Pull out each line of the records holding the string "Kamińska".

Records

— Begin —

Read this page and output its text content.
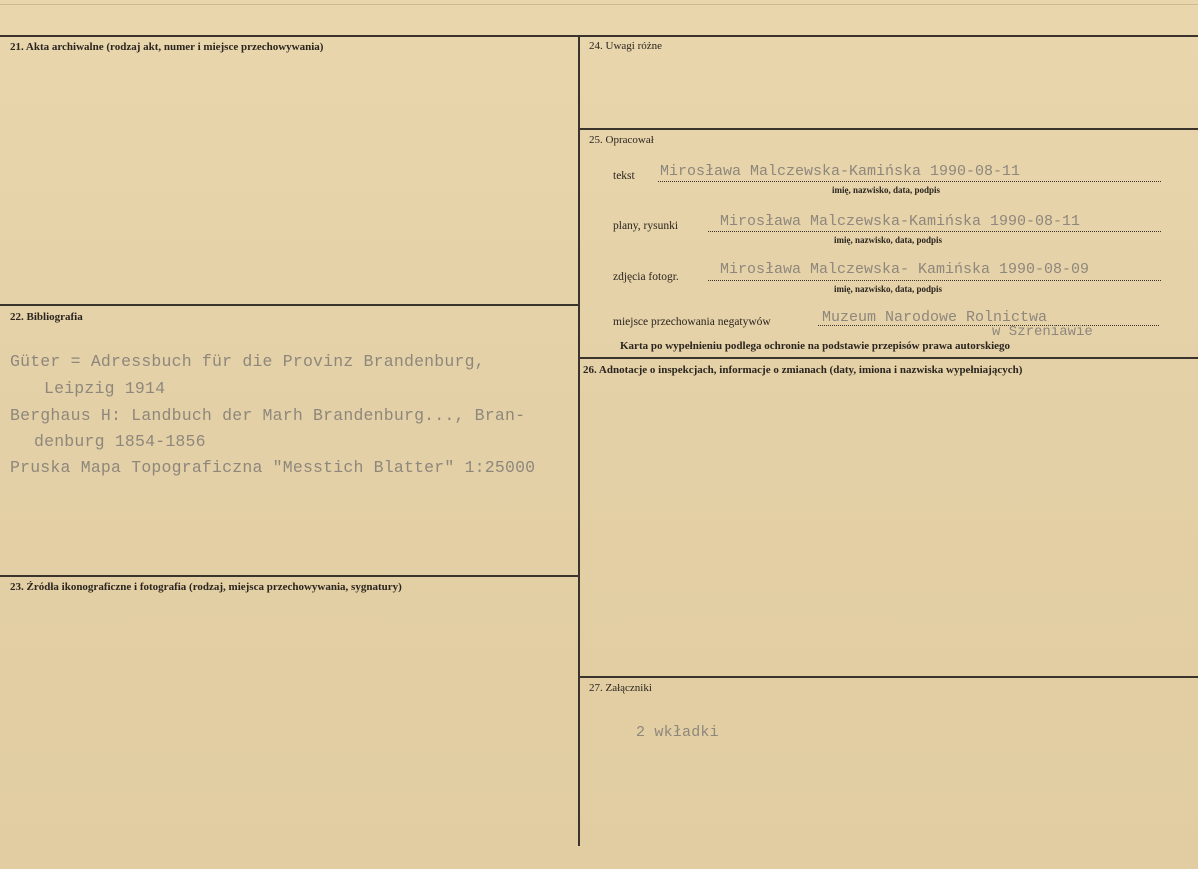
21. Akta archiwalne (rodzaj akt, numer i miejsce przechowywania)
22. Bibliografia
Güter = Adressbuch für die Provinz Brandenburg,
Leipzig 1914
Berghaus H: Landbuch der Marh Brandenburg..., Bran-
denburg 1854-1856
Pruska Mapa Topograficzna "Messtich Blatter" 1:25000
23. Źródła ikonograficzne i fotografia (rodzaj, miejsca przechowywania, sygnatury)
24. Uwagi różne
25. Opracował
tekst Mirosława Malczewska-Kamińska 1990-08-11
imię, nazwisko, data, podpis
plany, rysunki	Mirosława Malczewska-Kamińska 1990-08-11
imię, nazwisko, data, podpis
zdjęcia fotogr.	Mirosława Malczewska- Kamińska 1990-08-09
imię, nazwisko, data, podpis
miejsce przechowania negatywów	Muzeum Narodowe Rolnictwa
w Szreniawie
Karta po wypełnieniu podlega ochronie na podstawie przepisów prawa autorskiego
26. Adnotacje o inspekcjach, informacje o zmianach (daty, imiona i nazwiska wypełniających)
27. Załączniki
2 wkładki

— End —

§ CORRECT OUTPUT:
tekst Mirosława Malczewska-Kamińska 1990-08-11
plany, rysunki	Mirosława Malczewska-Kamińska 1990-08-11
zdjęcia fotogr.	Mirosława Malczewska- Kamińska 1990-08-09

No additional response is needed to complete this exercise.